● Given entries:
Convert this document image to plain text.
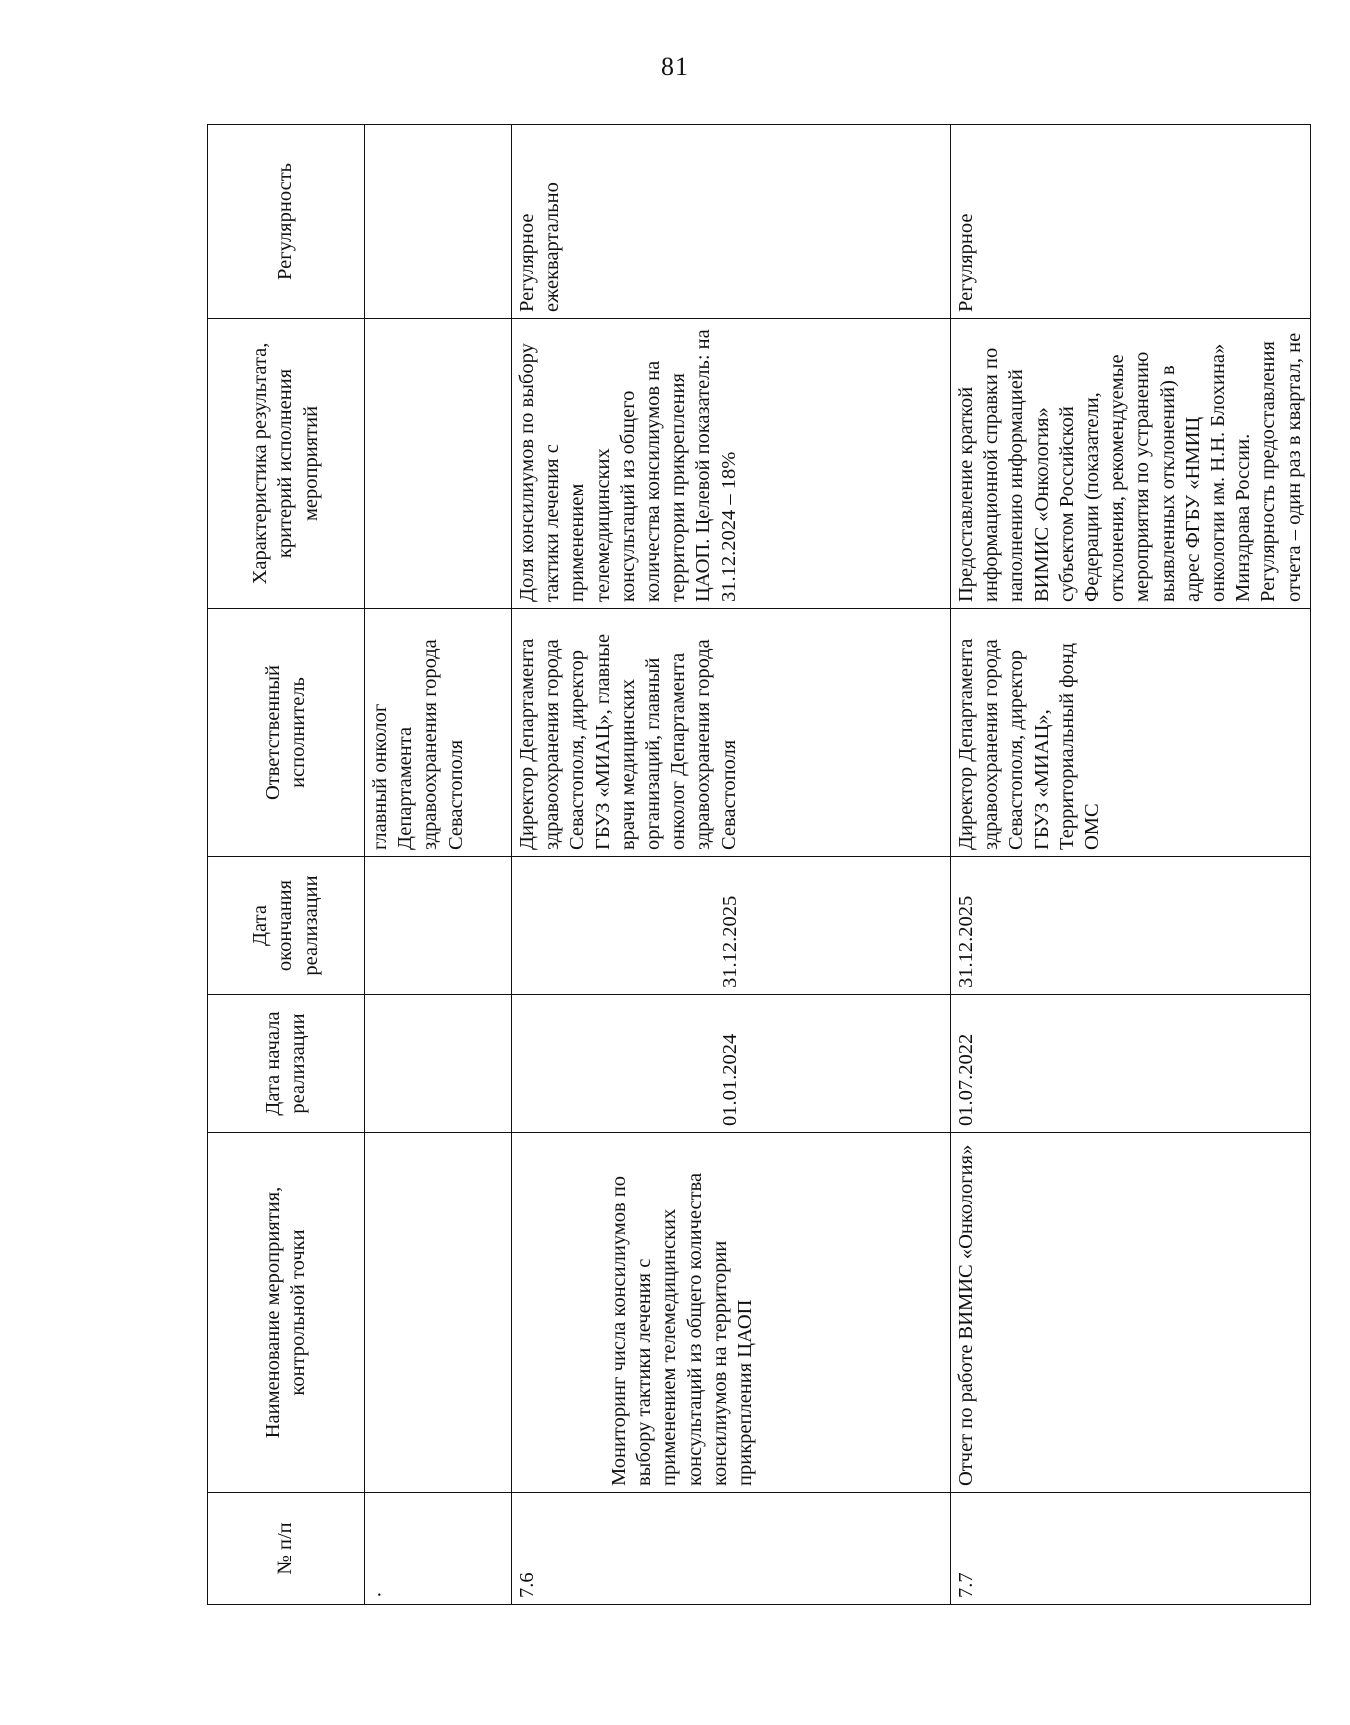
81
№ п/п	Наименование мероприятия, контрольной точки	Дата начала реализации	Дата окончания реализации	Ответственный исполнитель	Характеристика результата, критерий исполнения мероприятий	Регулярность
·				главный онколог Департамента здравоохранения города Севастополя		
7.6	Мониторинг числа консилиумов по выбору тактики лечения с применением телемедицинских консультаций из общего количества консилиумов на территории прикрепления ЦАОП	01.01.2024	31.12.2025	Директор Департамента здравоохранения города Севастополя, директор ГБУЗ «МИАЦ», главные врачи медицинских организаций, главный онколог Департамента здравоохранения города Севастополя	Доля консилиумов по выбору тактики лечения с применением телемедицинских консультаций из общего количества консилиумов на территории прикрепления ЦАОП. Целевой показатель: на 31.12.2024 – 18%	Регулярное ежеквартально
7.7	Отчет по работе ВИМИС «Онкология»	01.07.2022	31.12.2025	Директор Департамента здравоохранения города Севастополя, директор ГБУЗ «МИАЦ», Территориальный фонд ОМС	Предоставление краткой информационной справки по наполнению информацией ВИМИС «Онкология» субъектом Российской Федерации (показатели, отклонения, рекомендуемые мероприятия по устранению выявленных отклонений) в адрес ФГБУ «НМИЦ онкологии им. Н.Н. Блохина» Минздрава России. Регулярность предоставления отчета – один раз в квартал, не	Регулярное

● Your task: Every record above must be given again exactly; drop the pictures.

● Written solution:
Convert this document image to plain text.
81
№ п/п	Наименование мероприятия, контрольной точки	Дата начала реализации	Дата окончания реализации	Ответственный исполнитель	Характеристика результата, критерий исполнения мероприятий	Регулярность
·				главный онколог Департамента здравоохранения города Севастополя		
7.6	Мониторинг числа консилиумов по выбору тактики лечения с применением телемедицинских консультаций из общего количества консилиумов на территории прикрепления ЦАОП	01.01.2024	31.12.2025	Директор Департамента здравоохранения города Севастополя, директор ГБУЗ «МИАЦ», главные врачи медицинских организаций, главный онколог Департамента здравоохранения города Севастополя	Доля консилиумов по выбору тактики лечения с применением телемедицинских консультаций из общего количества консилиумов на территории прикрепления ЦАОП. Целевой показатель: на 31.12.2024 – 18%	Регулярное ежеквартально
7.7	Отчет по работе ВИМИС «Онкология»	01.07.2022	31.12.2025	Директор Департамента здравоохранения города Севастополя, директор ГБУЗ «МИАЦ», Территориальный фонд ОМС	Предоставление краткой информационной справки по наполнению информацией ВИМИС «Онкология» субъектом Российской Федерации (показатели, отклонения, рекомендуемые мероприятия по устранению выявленных отклонений) в адрес ФГБУ «НМИЦ онкологии им. Н.Н. Блохина» Минздрава России. Регулярность предоставления отчета – один раз в квартал, не	Регулярное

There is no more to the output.